**Aim of the exercise**
Extract every line from the records below that contains the word "icon".

**Task input**
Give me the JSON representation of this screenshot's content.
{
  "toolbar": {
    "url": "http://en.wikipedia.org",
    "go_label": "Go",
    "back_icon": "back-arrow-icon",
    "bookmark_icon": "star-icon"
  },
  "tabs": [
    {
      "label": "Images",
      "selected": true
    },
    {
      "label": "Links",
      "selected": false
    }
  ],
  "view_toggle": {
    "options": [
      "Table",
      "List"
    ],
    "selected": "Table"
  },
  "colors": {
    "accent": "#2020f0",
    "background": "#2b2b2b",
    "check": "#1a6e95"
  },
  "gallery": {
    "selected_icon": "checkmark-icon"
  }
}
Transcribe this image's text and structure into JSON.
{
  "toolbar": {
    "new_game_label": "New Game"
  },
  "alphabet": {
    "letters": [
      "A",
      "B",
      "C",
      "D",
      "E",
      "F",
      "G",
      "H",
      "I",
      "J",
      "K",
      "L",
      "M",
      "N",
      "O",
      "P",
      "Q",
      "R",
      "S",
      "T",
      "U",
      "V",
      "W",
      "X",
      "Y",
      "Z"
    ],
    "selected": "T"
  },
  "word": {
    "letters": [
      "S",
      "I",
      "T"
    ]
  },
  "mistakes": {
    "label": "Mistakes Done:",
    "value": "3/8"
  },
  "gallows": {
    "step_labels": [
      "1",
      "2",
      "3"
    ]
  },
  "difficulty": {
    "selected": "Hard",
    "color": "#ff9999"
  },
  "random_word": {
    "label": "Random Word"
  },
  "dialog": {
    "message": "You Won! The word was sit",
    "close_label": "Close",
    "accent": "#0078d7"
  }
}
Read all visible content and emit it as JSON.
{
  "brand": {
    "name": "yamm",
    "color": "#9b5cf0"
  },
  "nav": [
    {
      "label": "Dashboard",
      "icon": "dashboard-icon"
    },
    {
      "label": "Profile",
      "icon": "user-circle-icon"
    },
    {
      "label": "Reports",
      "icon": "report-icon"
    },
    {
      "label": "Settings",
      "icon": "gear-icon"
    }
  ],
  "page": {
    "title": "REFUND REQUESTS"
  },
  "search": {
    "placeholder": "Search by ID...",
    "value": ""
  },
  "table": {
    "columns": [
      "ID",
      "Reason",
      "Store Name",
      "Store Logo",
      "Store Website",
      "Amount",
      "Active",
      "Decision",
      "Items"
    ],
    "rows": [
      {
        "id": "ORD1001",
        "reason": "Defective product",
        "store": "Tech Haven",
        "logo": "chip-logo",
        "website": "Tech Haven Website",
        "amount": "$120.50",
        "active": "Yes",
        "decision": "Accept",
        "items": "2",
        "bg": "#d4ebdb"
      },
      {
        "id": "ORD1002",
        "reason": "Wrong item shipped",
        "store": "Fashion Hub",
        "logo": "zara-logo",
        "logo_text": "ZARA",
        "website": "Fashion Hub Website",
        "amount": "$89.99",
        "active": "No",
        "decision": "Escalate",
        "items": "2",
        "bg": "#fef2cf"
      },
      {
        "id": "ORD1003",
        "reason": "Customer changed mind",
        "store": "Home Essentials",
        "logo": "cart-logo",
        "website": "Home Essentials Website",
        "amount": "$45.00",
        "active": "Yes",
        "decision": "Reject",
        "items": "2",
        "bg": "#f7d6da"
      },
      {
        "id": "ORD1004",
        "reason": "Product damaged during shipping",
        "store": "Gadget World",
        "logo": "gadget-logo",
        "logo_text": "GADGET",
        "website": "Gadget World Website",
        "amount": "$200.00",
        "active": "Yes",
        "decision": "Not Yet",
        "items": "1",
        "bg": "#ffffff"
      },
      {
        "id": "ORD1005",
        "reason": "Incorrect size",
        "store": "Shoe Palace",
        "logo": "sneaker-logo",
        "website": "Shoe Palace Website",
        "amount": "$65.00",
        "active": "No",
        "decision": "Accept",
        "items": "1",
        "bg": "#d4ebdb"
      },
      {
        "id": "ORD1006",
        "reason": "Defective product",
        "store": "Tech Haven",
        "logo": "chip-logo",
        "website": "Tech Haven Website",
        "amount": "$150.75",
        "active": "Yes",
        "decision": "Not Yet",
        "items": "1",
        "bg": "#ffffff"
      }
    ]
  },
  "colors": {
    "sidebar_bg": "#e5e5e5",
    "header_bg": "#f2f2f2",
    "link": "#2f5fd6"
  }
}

**Expected answer**
    "back_icon": "back-arrow-icon",
    "bookmark_icon": "star-icon"
    "selected_icon": "checkmark-icon"
      "icon": "dashboard-icon"
      "icon": "user-circle-icon"
      "icon": "report-icon"
      "icon": "gear-icon"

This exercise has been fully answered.